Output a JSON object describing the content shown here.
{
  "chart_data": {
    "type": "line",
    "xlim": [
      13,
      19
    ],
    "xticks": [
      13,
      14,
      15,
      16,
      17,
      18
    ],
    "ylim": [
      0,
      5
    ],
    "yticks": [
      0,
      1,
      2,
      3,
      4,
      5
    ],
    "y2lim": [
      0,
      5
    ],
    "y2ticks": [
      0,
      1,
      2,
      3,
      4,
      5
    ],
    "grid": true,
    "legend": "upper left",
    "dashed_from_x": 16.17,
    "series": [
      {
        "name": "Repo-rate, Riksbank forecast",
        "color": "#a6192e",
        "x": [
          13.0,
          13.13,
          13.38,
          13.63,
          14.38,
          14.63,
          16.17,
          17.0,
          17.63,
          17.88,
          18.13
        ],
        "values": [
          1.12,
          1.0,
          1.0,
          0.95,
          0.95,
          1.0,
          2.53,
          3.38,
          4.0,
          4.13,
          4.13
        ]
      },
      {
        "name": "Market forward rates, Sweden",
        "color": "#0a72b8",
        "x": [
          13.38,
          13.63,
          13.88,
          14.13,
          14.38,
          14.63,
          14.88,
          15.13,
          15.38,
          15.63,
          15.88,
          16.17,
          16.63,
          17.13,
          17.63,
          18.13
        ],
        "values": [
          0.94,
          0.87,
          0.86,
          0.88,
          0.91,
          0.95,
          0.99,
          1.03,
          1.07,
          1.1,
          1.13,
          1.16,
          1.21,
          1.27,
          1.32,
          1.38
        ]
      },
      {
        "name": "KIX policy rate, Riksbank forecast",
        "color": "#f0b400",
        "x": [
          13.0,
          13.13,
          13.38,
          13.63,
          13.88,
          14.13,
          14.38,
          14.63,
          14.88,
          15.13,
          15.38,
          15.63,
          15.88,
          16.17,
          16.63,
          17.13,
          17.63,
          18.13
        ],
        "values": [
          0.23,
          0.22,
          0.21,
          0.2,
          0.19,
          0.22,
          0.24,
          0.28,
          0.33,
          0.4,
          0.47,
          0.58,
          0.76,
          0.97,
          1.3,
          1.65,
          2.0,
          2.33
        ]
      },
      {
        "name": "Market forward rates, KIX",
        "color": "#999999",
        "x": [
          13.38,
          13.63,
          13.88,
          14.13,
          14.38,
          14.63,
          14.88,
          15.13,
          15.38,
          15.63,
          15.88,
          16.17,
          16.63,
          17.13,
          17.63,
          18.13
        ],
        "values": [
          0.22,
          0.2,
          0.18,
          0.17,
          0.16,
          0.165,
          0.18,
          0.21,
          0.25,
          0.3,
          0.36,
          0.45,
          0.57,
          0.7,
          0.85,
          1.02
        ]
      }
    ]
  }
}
+---+
=== Work to do ===
Word for word, restate all of the data shown above.

=== Solution for this task ===
Output a JSON object describing the content shown here.
{
  "chart_data": {
    "type": "line",
    "xlim": [
      13,
      19
    ],
    "xticks": [
      13,
      14,
      15,
      16,
      17,
      18
    ],
    "ylim": [
      0,
      5
    ],
    "yticks": [
      0,
      1,
      2,
      3,
      4,
      5
    ],
    "y2lim": [
      0,
      5
    ],
    "y2ticks": [
      0,
      1,
      2,
      3,
      4,
      5
    ],
    "grid": true,
    "legend": "upper left",
    "dashed_from_x": 16.17,
    "series": [
      {
        "name": "Repo-rate, Riksbank forecast",
        "color": "#a6192e",
        "x": [
          13.0,
          13.13,
          13.38,
          13.63,
          14.38,
          14.63,
          16.17,
          17.0,
          17.63,
          17.88,
          18.13
        ],
        "values": [
          1.12,
          1.0,
          1.0,
          0.95,
          0.95,
          1.0,
          2.53,
          3.38,
          4.0,
          4.13,
          4.13
        ]
      },
      {
        "name": "Market forward rates, Sweden",
        "color": "#0a72b8",
        "x": [
          13.38,
          13.63,
          13.88,
          14.13,
          14.38,
          14.63,
          14.88,
          15.13,
          15.38,
          15.63,
          15.88,
          16.17,
          16.63,
          17.13,
          17.63,
          18.13
        ],
        "values": [
          0.94,
          0.87,
          0.86,
          0.88,
          0.91,
          0.95,
          0.99,
          1.03,
          1.07,
          1.1,
          1.13,
          1.16,
          1.21,
          1.27,
          1.32,
          1.38
        ]
      },
      {
        "name": "KIX policy rate, Riksbank forecast",
        "color": "#f0b400",
        "x": [
          13.0,
          13.13,
          13.38,
          13.63,
          13.88,
          14.13,
          14.38,
          14.63,
          14.88,
          15.13,
          15.38,
          15.63,
          15.88,
          16.17,
          16.63,
          17.13,
          17.63,
          18.13
        ],
        "values": [
          0.23,
          0.22,
          0.21,
          0.2,
          0.19,
          0.22,
          0.24,
          0.28,
          0.33,
          0.4,
          0.47,
          0.58,
          0.76,
          0.97,
          1.3,
          1.65,
          2.0,
          2.33
        ]
      },
      {
        "name": "Market forward rates, KIX",
        "color": "#999999",
        "x": [
          13.38,
          13.63,
          13.88,
          14.13,
          14.38,
          14.63,
          14.88,
          15.13,
          15.38,
          15.63,
          15.88,
          16.17,
          16.63,
          17.13,
          17.63,
          18.13
        ],
        "values": [
          0.22,
          0.2,
          0.18,
          0.17,
          0.16,
          0.165,
          0.18,
          0.21,
          0.25,
          0.3,
          0.36,
          0.45,
          0.57,
          0.7,
          0.85,
          1.02
        ]
      }
    ]
  }
}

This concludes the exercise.